| LE CONSEGNE |
**A)** Secondo l'estratto sul lavoro parasubordinato, in quale articolo del codice di procedura civile si rinviene questa categoria?
**B)** Riassumi in due frasi l'estratto sul lavoro parasubordinato.

La categoria del lavoro “parasubordinato” si rinviene nell’ Art. 409 del cod. proc. civ. che annovera, fra le controversie individuali di lavoro, anche quelle che originano da . . . “rapporti di collaborazione che si concretino in una prestazione di opera continuativa e coordinata, prevalentemente personale, anche se non a carattere subordinato“.
In questa categoria trovano collocazione anche, ma non solo, le collaborazioni coordinate e continuative che sono, invece, elencate nell’art. 50, lett.c) bis del DPR n. 917/1986, e ricondotte “agli uffici di amministratore, sindaco o revisore di società, associazioni e altri enti con o senza personalità giuridica, alla collaborazione a giornali, riviste, enciclopedie e simili, alla partecipazione a collegi e commissioni, nonchè quelli percepiti in relazione ad altri rapporti di collaborazione aventi per oggetto la prestazione di attività svolte senza vincolo di subordinazione a favore di un determinato soggetto nel quadro di un rapporto unitario e continuativo senza impiego di mezzi organizzati e con retribuzione periodica prestabilita, semprechè gli uffici o le collaborazioni non rientrino nei compiti istituzionali compresi nell’ attività di lavoro dipendente di cui all’ articolo 49, comma 1, o nell’ oggetto dell’ arte o professione di cui all’ articolo 53, comma 1, esercitate dal contribuente“.

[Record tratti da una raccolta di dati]

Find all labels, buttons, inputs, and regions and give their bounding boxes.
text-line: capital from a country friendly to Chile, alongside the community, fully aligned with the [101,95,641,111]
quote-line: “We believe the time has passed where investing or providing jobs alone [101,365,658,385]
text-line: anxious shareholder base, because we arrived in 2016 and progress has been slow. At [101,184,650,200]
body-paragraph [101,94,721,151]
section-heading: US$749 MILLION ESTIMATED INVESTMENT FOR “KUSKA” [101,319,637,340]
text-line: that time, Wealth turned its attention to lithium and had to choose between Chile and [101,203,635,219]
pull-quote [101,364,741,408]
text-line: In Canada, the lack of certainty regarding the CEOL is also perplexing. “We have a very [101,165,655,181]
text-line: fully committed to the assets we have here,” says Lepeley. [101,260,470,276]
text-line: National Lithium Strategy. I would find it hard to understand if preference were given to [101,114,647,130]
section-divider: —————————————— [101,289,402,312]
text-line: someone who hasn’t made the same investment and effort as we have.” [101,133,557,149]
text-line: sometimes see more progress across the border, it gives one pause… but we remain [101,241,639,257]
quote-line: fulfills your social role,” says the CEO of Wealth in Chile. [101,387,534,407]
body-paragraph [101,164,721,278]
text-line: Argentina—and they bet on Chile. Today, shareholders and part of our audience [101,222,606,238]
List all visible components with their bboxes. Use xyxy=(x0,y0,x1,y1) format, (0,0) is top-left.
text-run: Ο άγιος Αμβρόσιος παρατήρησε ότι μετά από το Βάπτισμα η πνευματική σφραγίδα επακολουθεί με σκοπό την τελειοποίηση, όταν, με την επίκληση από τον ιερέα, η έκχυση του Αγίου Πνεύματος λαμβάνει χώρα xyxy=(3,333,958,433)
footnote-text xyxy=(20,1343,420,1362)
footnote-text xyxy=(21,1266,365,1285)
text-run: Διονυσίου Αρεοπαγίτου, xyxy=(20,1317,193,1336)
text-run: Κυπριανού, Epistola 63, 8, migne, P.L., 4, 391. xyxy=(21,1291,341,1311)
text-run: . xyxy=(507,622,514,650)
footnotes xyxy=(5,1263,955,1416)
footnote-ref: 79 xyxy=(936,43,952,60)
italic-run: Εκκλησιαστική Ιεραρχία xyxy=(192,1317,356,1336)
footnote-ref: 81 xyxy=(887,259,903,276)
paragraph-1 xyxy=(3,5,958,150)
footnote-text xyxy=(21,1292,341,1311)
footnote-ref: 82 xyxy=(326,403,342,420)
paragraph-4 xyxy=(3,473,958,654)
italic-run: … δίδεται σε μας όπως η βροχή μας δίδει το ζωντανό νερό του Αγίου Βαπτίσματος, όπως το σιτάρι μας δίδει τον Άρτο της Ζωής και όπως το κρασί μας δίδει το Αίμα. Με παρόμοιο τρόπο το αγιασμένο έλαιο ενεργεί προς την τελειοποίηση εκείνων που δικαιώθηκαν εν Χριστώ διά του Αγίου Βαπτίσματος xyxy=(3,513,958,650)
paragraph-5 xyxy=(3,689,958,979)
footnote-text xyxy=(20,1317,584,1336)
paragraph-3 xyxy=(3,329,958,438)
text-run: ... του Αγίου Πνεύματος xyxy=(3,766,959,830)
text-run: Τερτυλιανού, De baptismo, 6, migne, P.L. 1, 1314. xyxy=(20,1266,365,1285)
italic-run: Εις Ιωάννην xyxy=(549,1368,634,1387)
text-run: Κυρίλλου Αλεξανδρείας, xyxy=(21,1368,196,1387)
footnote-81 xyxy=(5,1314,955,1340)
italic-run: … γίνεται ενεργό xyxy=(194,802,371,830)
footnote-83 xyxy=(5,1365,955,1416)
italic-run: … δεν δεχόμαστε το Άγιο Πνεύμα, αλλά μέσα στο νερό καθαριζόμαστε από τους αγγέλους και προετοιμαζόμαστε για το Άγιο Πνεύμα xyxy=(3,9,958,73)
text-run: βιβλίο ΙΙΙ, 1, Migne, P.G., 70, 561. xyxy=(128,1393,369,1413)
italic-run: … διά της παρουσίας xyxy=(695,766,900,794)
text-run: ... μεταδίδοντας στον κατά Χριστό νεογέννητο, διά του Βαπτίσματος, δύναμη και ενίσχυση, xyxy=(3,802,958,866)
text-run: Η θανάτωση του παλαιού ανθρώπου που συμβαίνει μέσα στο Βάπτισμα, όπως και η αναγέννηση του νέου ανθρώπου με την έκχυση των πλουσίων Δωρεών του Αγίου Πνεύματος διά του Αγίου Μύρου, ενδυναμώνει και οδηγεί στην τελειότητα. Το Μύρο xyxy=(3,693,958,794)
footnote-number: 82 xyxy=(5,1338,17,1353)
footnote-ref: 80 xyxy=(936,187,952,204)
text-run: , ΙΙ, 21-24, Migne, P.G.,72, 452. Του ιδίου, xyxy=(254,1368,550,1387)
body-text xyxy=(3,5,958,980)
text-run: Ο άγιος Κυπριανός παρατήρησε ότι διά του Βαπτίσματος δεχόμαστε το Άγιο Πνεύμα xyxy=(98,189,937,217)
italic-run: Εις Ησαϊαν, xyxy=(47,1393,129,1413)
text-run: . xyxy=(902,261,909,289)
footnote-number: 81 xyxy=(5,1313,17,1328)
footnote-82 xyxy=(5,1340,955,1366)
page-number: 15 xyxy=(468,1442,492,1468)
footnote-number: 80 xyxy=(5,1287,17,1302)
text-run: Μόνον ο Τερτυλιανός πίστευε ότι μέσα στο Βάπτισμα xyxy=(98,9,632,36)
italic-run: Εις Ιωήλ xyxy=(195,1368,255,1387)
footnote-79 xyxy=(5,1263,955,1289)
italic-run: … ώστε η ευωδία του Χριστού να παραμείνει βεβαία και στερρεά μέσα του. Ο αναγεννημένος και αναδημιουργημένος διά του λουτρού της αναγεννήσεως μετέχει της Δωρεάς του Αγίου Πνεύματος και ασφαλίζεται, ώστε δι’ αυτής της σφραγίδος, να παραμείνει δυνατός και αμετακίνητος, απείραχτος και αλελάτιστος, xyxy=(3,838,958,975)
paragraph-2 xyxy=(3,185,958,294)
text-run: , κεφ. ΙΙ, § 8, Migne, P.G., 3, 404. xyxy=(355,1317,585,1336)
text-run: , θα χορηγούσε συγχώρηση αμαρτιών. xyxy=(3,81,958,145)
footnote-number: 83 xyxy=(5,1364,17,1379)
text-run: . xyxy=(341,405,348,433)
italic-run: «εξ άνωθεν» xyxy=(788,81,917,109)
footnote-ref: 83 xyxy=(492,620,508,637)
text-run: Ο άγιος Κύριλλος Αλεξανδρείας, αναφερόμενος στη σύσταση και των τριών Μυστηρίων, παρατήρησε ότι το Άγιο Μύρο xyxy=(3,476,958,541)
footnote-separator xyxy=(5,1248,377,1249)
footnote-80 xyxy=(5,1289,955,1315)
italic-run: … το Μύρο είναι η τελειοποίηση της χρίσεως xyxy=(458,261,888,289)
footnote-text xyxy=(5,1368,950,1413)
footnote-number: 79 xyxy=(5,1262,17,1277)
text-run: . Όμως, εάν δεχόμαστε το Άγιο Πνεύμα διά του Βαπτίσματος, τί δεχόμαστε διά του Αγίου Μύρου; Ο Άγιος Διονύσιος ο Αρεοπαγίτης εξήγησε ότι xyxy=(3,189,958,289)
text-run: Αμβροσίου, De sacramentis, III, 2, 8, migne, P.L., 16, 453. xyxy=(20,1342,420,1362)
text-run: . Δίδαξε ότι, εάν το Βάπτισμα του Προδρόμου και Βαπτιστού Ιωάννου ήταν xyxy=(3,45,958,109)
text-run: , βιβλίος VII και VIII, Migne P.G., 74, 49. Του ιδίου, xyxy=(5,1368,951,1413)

| ESITI DELLE CONSEGNE |
**A)** Nell'articolo 409 del codice di procedura civile.

**B)** La categoria del lavoro parasubordinato si trova nell'art. 409 del codice di procedura civile, che include fra le controversie individuali di lavoro quelle nate da rapporti di collaborazione continuativi e coordinati, prevalentemente personali, anche se non subordinati. In questa categoria rientrano, ma non solo, le collaborazioni coordinate e continuative elencate nell'art. 50, lett. c) bis del DPR n. 917/1986, come gli uffici di amministratore, sindaco o revisore di società e la collaborazione a giornali, riviste ed enciclopedie.